Stored entries:
((

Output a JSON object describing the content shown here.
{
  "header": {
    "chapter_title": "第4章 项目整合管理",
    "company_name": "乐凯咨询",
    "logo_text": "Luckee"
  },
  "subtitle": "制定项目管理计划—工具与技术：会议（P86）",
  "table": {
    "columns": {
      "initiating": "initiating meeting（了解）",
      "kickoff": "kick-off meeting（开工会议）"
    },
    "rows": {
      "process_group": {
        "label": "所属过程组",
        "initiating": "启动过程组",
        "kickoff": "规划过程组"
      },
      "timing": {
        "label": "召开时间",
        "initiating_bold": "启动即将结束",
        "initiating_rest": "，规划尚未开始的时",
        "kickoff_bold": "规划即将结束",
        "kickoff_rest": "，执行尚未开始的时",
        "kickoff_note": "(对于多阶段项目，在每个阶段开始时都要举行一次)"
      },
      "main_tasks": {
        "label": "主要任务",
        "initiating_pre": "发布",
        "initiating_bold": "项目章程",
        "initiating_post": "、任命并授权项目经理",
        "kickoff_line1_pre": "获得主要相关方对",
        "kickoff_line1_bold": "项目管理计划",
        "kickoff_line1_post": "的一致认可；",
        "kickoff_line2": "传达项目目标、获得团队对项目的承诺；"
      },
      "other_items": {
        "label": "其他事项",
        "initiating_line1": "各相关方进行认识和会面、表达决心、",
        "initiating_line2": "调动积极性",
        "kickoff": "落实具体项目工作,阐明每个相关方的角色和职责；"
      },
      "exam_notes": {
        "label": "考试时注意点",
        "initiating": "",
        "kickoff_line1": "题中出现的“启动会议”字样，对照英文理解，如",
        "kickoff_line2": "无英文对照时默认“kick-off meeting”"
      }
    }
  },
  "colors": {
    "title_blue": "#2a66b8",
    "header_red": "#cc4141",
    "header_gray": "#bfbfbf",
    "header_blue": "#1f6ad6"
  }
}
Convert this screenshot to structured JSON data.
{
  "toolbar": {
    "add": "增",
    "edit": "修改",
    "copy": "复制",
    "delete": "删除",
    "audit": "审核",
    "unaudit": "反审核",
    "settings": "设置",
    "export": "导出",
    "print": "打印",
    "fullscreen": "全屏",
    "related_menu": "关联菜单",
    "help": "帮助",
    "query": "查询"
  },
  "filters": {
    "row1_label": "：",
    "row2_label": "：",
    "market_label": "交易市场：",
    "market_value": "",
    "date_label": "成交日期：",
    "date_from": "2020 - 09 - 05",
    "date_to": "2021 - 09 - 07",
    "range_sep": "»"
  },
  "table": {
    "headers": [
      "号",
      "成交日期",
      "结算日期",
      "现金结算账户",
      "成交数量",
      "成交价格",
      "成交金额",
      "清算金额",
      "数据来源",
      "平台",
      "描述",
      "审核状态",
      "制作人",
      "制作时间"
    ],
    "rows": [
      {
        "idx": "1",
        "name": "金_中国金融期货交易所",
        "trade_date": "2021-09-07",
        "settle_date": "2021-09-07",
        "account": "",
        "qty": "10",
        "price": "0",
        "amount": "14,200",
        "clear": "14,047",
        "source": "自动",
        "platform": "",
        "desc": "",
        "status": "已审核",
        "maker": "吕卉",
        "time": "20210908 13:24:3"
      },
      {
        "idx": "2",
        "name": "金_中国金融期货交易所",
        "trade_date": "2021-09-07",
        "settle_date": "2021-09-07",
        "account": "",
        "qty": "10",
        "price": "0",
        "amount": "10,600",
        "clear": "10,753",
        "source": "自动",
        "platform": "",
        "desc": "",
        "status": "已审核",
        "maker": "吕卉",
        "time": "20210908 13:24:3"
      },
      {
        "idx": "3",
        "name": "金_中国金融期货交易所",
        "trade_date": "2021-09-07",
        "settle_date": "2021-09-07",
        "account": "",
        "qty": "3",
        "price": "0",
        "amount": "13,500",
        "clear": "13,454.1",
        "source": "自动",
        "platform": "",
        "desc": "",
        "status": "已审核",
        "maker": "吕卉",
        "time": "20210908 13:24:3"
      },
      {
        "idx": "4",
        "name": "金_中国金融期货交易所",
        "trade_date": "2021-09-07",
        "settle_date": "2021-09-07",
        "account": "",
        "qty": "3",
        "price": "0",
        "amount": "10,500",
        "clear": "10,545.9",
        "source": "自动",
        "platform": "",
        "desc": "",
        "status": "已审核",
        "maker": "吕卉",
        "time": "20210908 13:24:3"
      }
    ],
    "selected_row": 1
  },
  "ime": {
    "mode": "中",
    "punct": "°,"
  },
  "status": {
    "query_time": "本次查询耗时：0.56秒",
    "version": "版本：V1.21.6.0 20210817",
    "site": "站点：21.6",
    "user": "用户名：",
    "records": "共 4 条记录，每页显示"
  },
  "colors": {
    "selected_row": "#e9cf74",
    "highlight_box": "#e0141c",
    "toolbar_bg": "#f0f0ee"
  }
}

))

> **Task directions**:
Each line of the material above needs to be quoted exactly, please.

> **Final answer**:
Output a JSON object describing the content shown here.
{
  "header": {
    "chapter_title": "第4章 项目整合管理",
    "company_name": "乐凯咨询",
    "logo_text": "Luckee"
  },
  "subtitle": "制定项目管理计划—工具与技术：会议（P86）",
  "table": {
    "columns": {
      "initiating": "initiating meeting（了解）",
      "kickoff": "kick-off meeting（开工会议）"
    },
    "rows": {
      "process_group": {
        "label": "所属过程组",
        "initiating": "启动过程组",
        "kickoff": "规划过程组"
      },
      "timing": {
        "label": "召开时间",
        "initiating_bold": "启动即将结束",
        "initiating_rest": "，规划尚未开始的时",
        "kickoff_bold": "规划即将结束",
        "kickoff_rest": "，执行尚未开始的时",
        "kickoff_note": "(对于多阶段项目，在每个阶段开始时都要举行一次)"
      },
      "main_tasks": {
        "label": "主要任务",
        "initiating_pre": "发布",
        "initiating_bold": "项目章程",
        "initiating_post": "、任命并授权项目经理",
        "kickoff_line1_pre": "获得主要相关方对",
        "kickoff_line1_bold": "项目管理计划",
        "kickoff_line1_post": "的一致认可；",
        "kickoff_line2": "传达项目目标、获得团队对项目的承诺；"
      },
      "other_items": {
        "label": "其他事项",
        "initiating_line1": "各相关方进行认识和会面、表达决心、",
        "initiating_line2": "调动积极性",
        "kickoff": "落实具体项目工作,阐明每个相关方的角色和职责；"
      },
      "exam_notes": {
        "label": "考试时注意点",
        "initiating": "",
        "kickoff_line1": "题中出现的“启动会议”字样，对照英文理解，如",
        "kickoff_line2": "无英文对照时默认“kick-off meeting”"
      }
    }
  },
  "colors": {
    "title_blue": "#2a66b8",
    "header_red": "#cc4141",
    "header_gray": "#bfbfbf",
    "header_blue": "#1f6ad6"
  }
}
Convert this screenshot to structured JSON data.
{
  "toolbar": {
    "add": "增",
    "edit": "修改",
    "copy": "复制",
    "delete": "删除",
    "audit": "审核",
    "unaudit": "反审核",
    "settings": "设置",
    "export": "导出",
    "print": "打印",
    "fullscreen": "全屏",
    "related_menu": "关联菜单",
    "help": "帮助",
    "query": "查询"
  },
  "filters": {
    "row1_label": "：",
    "row2_label": "：",
    "market_label": "交易市场：",
    "market_value": "",
    "date_label": "成交日期：",
    "date_from": "2020 - 09 - 05",
    "date_to": "2021 - 09 - 07",
    "range_sep": "»"
  },
  "table": {
    "headers": [
      "号",
      "成交日期",
      "结算日期",
      "现金结算账户",
      "成交数量",
      "成交价格",
      "成交金额",
      "清算金额",
      "数据来源",
      "平台",
      "描述",
      "审核状态",
      "制作人",
      "制作时间"
    ],
    "rows": [
      {
        "idx": "1",
        "name": "金_中国金融期货交易所",
        "trade_date": "2021-09-07",
        "settle_date": "2021-09-07",
        "account": "",
        "qty": "10",
        "price": "0",
        "amount": "14,200",
        "clear": "14,047",
        "source": "自动",
        "platform": "",
        "desc": "",
        "status": "已审核",
        "maker": "吕卉",
        "time": "20210908 13:24:3"
      },
      {
        "idx": "2",
        "name": "金_中国金融期货交易所",
        "trade_date": "2021-09-07",
        "settle_date": "2021-09-07",
        "account": "",
        "qty": "10",
        "price": "0",
        "amount": "10,600",
        "clear": "10,753",
        "source": "自动",
        "platform": "",
        "desc": "",
        "status": "已审核",
        "maker": "吕卉",
        "time": "20210908 13:24:3"
      },
      {
        "idx": "3",
        "name": "金_中国金融期货交易所",
        "trade_date": "2021-09-07",
        "settle_date": "2021-09-07",
        "account": "",
        "qty": "3",
        "price": "0",
        "amount": "13,500",
        "clear": "13,454.1",
        "source": "自动",
        "platform": "",
        "desc": "",
        "status": "已审核",
        "maker": "吕卉",
        "time": "20210908 13:24:3"
      },
      {
        "idx": "4",
        "name": "金_中国金融期货交易所",
        "trade_date": "2021-09-07",
        "settle_date": "2021-09-07",
        "account": "",
        "qty": "3",
        "price": "0",
        "amount": "10,500",
        "clear": "10,545.9",
        "source": "自动",
        "platform": "",
        "desc": "",
        "status": "已审核",
        "maker": "吕卉",
        "time": "20210908 13:24:3"
      }
    ],
    "selected_row": 1
  },
  "ime": {
    "mode": "中",
    "punct": "°,"
  },
  "status": {
    "query_time": "本次查询耗时：0.56秒",
    "version": "版本：V1.21.6.0 20210817",
    "site": "站点：21.6",
    "user": "用户名：",
    "records": "共 4 条记录，每页显示"
  },
  "colors": {
    "selected_row": "#e9cf74",
    "highlight_box": "#e0141c",
    "toolbar_bg": "#f0f0ee"
  }
}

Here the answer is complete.